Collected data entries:
======

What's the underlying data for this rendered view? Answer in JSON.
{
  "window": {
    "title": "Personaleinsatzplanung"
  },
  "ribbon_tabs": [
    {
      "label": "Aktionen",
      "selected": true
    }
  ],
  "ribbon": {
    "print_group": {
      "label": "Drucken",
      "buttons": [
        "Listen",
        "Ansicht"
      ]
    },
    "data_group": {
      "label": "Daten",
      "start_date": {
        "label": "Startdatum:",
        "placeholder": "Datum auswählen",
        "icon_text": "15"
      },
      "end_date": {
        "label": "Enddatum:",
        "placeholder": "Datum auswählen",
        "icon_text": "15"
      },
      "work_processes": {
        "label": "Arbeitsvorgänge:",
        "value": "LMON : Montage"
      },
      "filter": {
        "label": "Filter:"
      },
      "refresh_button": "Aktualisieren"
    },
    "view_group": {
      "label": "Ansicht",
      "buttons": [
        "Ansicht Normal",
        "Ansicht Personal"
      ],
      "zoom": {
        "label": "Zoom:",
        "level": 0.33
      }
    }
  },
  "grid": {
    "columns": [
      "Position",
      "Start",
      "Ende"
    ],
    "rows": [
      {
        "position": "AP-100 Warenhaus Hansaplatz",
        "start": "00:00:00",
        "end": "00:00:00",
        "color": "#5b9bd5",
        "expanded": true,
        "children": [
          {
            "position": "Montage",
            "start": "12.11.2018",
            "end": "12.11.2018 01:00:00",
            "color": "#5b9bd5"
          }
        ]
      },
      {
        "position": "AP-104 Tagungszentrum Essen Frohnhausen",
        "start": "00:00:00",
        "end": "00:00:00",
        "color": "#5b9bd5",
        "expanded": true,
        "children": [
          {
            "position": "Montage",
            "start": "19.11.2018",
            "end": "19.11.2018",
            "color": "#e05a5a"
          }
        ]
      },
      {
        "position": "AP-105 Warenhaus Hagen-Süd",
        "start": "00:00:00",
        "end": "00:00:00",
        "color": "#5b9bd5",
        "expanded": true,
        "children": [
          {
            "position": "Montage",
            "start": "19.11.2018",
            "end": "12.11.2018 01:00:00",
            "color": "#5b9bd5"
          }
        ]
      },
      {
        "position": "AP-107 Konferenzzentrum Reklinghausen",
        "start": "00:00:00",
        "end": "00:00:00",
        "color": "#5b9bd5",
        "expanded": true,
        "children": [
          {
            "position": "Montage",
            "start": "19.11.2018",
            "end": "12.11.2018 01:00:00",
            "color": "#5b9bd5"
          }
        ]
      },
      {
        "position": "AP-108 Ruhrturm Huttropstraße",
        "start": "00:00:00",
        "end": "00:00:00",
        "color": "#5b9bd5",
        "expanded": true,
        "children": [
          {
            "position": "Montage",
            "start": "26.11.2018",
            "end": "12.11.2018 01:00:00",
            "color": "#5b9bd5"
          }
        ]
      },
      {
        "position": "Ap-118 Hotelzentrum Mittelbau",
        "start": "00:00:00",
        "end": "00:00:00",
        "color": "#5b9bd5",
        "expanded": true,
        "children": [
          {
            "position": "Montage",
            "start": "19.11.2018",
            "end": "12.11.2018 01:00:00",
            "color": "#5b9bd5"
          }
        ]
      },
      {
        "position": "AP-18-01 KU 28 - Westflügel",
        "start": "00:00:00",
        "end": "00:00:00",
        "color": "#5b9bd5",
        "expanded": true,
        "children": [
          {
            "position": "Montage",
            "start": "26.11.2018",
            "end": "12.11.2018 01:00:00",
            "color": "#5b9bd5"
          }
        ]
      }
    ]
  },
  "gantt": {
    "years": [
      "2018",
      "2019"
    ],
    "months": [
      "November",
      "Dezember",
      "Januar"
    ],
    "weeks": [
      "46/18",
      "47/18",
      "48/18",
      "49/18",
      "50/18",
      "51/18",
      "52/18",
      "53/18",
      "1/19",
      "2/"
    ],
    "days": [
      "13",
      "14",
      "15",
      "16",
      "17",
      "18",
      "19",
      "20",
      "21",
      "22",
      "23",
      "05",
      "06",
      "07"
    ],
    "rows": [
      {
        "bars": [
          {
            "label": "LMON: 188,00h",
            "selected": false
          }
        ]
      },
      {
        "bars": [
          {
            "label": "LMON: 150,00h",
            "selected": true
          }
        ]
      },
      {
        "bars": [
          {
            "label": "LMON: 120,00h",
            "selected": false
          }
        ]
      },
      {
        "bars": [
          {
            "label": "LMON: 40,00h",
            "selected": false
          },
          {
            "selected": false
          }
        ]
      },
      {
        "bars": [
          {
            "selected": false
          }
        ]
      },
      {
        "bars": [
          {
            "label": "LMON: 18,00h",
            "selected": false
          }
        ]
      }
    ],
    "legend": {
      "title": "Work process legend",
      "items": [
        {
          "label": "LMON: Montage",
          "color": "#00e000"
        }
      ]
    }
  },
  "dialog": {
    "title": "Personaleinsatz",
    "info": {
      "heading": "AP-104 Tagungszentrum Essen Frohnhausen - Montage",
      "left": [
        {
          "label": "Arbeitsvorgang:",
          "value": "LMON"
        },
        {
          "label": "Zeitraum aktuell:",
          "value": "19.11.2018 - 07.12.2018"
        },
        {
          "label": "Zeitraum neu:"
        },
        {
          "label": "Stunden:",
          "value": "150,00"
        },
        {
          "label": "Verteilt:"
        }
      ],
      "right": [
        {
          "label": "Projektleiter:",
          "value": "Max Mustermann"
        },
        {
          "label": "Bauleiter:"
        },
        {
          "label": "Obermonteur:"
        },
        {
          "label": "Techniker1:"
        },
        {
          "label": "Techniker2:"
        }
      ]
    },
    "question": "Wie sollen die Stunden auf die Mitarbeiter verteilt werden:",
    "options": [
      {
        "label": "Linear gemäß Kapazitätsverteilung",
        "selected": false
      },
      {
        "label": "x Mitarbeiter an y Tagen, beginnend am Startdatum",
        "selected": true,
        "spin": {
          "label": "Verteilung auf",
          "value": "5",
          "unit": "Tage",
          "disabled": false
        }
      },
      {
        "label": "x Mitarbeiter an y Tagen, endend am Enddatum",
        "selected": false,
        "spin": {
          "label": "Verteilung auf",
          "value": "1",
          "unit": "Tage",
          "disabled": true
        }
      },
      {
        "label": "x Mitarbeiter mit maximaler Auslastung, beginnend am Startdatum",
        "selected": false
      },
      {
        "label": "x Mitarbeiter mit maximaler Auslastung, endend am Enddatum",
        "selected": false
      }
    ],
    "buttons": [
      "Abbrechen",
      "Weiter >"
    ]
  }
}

======

What to work on: Gather from the data above every line with the string "Zeitraum".

Full response:
          "label": "Zeitraum aktuell:",
          "label": "Zeitraum neu:"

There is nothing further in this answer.